§ Short problem
Please gather every line in the items below that contains the word "Steel" and copy each one in full.

§ Information supplied
** START **
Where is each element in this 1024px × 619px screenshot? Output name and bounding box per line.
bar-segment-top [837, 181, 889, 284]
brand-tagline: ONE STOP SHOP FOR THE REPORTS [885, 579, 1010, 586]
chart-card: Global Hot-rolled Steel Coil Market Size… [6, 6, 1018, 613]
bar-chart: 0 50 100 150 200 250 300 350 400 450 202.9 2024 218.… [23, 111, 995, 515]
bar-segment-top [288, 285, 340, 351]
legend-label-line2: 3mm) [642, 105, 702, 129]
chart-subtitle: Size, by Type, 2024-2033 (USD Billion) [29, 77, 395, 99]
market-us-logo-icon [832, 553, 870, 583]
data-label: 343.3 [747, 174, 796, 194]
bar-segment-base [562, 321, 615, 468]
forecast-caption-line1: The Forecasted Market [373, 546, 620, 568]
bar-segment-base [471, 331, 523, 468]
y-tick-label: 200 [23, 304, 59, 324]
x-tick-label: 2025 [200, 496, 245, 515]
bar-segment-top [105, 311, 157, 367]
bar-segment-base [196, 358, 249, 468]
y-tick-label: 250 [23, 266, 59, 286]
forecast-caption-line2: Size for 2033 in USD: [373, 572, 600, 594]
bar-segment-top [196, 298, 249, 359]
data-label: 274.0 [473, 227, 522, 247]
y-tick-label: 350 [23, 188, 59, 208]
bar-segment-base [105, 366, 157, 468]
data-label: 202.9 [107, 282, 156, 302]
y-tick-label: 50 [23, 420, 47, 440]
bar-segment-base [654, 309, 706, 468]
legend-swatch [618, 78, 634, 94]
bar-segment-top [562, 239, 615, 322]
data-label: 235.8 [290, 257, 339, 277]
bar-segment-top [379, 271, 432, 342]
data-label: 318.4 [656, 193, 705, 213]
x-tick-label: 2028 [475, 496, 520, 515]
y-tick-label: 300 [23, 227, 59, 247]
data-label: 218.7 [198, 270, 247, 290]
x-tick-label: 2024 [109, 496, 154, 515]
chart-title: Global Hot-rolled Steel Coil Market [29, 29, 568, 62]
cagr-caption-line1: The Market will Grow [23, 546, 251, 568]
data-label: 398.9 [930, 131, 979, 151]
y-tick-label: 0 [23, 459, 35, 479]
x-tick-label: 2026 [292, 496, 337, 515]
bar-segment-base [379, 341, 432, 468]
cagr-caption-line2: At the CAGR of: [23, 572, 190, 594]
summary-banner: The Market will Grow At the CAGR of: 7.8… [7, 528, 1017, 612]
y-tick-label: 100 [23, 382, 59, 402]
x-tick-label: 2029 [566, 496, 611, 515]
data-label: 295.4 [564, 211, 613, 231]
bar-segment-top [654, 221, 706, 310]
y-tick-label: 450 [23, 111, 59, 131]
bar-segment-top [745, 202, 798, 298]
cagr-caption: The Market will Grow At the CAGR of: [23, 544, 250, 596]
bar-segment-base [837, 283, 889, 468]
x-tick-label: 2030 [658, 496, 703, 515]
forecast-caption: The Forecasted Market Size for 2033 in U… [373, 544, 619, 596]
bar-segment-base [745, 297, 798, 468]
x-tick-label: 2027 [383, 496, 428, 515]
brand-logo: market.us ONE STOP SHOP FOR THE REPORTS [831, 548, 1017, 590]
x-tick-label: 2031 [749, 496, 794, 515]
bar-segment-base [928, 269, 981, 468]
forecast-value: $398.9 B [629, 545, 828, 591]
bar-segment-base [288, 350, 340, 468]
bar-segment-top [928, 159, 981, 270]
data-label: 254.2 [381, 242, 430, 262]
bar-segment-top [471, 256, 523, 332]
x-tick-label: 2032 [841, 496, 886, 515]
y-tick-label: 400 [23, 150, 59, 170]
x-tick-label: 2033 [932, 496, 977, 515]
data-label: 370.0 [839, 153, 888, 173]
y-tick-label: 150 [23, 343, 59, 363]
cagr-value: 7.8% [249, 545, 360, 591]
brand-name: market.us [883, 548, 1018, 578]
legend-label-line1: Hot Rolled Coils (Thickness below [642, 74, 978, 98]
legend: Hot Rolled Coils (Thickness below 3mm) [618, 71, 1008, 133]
** END **
§ Answer to the task
chart-card: Global Hot-rolled Steel Coil Market Size… [6, 6, 1018, 613]
chart-title: Global Hot-rolled Steel Coil Market [29, 29, 568, 62]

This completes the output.